Your objective:
Each entry must appear again exactly as it does in the source.

(Entries from a dataset)
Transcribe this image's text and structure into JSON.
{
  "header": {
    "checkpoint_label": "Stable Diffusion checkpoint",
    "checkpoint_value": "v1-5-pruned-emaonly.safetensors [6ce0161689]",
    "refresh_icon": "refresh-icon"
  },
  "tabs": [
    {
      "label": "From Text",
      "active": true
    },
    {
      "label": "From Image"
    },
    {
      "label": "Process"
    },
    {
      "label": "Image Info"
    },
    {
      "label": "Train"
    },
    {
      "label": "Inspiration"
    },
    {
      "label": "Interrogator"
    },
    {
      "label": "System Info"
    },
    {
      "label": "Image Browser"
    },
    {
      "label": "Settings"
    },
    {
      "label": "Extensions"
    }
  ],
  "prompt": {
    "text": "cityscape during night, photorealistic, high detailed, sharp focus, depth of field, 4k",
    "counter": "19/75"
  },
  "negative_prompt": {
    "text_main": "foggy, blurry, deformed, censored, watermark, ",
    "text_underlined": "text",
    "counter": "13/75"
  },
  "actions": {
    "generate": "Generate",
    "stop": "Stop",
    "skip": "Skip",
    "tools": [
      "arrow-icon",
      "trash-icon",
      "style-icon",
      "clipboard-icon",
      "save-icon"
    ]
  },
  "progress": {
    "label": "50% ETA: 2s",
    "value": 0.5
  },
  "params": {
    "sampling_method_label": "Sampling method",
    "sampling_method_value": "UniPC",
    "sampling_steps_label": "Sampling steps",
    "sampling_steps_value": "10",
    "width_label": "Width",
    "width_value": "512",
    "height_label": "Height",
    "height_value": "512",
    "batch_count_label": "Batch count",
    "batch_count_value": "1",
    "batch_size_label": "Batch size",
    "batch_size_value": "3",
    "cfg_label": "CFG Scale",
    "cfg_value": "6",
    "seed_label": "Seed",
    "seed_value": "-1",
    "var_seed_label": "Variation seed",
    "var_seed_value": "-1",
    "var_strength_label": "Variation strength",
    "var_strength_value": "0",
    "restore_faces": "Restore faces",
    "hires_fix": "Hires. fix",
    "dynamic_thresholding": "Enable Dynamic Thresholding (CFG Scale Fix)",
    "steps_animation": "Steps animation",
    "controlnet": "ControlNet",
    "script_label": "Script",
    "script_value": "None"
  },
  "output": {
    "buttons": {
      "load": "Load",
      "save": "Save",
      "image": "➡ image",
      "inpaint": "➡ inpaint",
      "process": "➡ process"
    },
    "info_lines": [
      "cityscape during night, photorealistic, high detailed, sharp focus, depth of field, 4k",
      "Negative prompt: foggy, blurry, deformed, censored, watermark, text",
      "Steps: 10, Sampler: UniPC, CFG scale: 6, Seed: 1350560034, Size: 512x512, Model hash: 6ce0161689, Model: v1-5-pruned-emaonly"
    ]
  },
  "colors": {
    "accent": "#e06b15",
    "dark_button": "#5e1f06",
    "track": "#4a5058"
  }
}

Answer to this exercise:
Transcribe this image's text and structure into JSON.
{
  "header": {
    "checkpoint_label": "Stable Diffusion checkpoint",
    "checkpoint_value": "v1-5-pruned-emaonly.safetensors [6ce0161689]",
    "refresh_icon": "refresh-icon"
  },
  "tabs": [
    {
      "label": "From Text",
      "active": true
    },
    {
      "label": "From Image"
    },
    {
      "label": "Process"
    },
    {
      "label": "Image Info"
    },
    {
      "label": "Train"
    },
    {
      "label": "Inspiration"
    },
    {
      "label": "Interrogator"
    },
    {
      "label": "System Info"
    },
    {
      "label": "Image Browser"
    },
    {
      "label": "Settings"
    },
    {
      "label": "Extensions"
    }
  ],
  "prompt": {
    "text": "cityscape during night, photorealistic, high detailed, sharp focus, depth of field, 4k",
    "counter": "19/75"
  },
  "negative_prompt": {
    "text_main": "foggy, blurry, deformed, censored, watermark, ",
    "text_underlined": "text",
    "counter": "13/75"
  },
  "actions": {
    "generate": "Generate",
    "stop": "Stop",
    "skip": "Skip",
    "tools": [
      "arrow-icon",
      "trash-icon",
      "style-icon",
      "clipboard-icon",
      "save-icon"
    ]
  },
  "progress": {
    "label": "50% ETA: 2s",
    "value": 0.5
  },
  "params": {
    "sampling_method_label": "Sampling method",
    "sampling_method_value": "UniPC",
    "sampling_steps_label": "Sampling steps",
    "sampling_steps_value": "10",
    "width_label": "Width",
    "width_value": "512",
    "height_label": "Height",
    "height_value": "512",
    "batch_count_label": "Batch count",
    "batch_count_value": "1",
    "batch_size_label": "Batch size",
    "batch_size_value": "3",
    "cfg_label": "CFG Scale",
    "cfg_value": "6",
    "seed_label": "Seed",
    "seed_value": "-1",
    "var_seed_label": "Variation seed",
    "var_seed_value": "-1",
    "var_strength_label": "Variation strength",
    "var_strength_value": "0",
    "restore_faces": "Restore faces",
    "hires_fix": "Hires. fix",
    "dynamic_thresholding": "Enable Dynamic Thresholding (CFG Scale Fix)",
    "steps_animation": "Steps animation",
    "controlnet": "ControlNet",
    "script_label": "Script",
    "script_value": "None"
  },
  "output": {
    "buttons": {
      "load": "Load",
      "save": "Save",
      "image": "➡ image",
      "inpaint": "➡ inpaint",
      "process": "➡ process"
    },
    "info_lines": [
      "cityscape during night, photorealistic, high detailed, sharp focus, depth of field, 4k",
      "Negative prompt: foggy, blurry, deformed, censored, watermark, text",
      "Steps: 10, Sampler: UniPC, CFG scale: 6, Seed: 1350560034, Size: 512x512, Model hash: 6ce0161689, Model: v1-5-pruned-emaonly"
    ]
  },
  "colors": {
    "accent": "#e06b15",
    "dark_button": "#5e1f06",
    "track": "#4a5058"
  }
}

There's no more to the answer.